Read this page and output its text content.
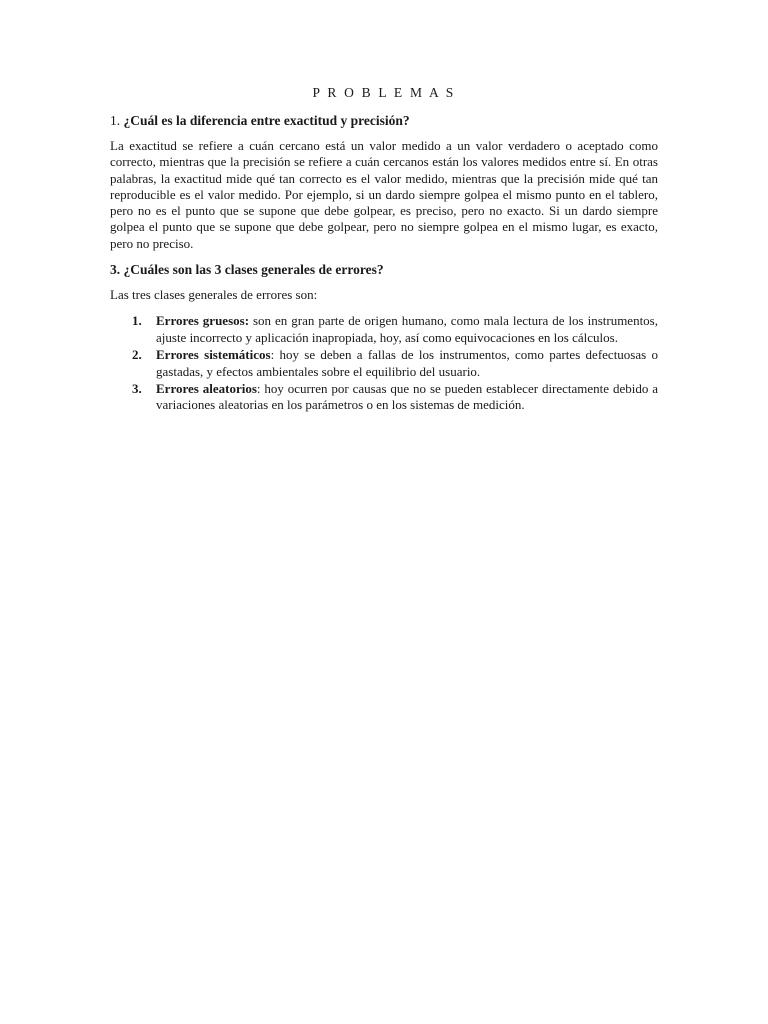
P R O B L E M A S
1. ¿Cuál es la diferencia entre exactitud y precisión?

La exactitud se refiere a cuán cercano está un valor medido a un valor verdadero o aceptado como correcto, mientras que la precisión se refiere a cuán cercanos están los valores medidos entre sí. En otras palabras, la exactitud mide qué tan correcto es el valor medido, mientras que la precisión mide qué tan reproducible es el valor medido. Por ejemplo, si un dardo siempre golpea el mismo punto en el tablero, pero no es el punto que se supone que debe golpear, es preciso, pero no exacto. Si un dardo siempre golpea el punto que se supone que debe golpear, pero no siempre golpea en el mismo lugar, es exacto, pero no preciso.

3. ¿Cuáles son las 3 clases generales de errores?

Las tres clases generales de errores son:

1. Errores gruesos: son en gran parte de origen humano, como mala lectura de los instrumentos, ajuste incorrecto y aplicación inapropiada, hoy, así como equivocaciones en los cálculos.
2. Errores sistemáticos: hoy se deben a fallas de los instrumentos, como partes defectuosas o gastadas, y efectos ambientales sobre el equilibrio del usuario.
3. Errores aleatorios: hoy ocurren por causas que no se pueden establecer directamente debido a variaciones aleatorias en los parámetros o en los sistemas de medición.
══════
WHAT TO DO
Reply with one number only, the count of lines above that hold the string "precisión".

RESPONSE TO THE TASK
2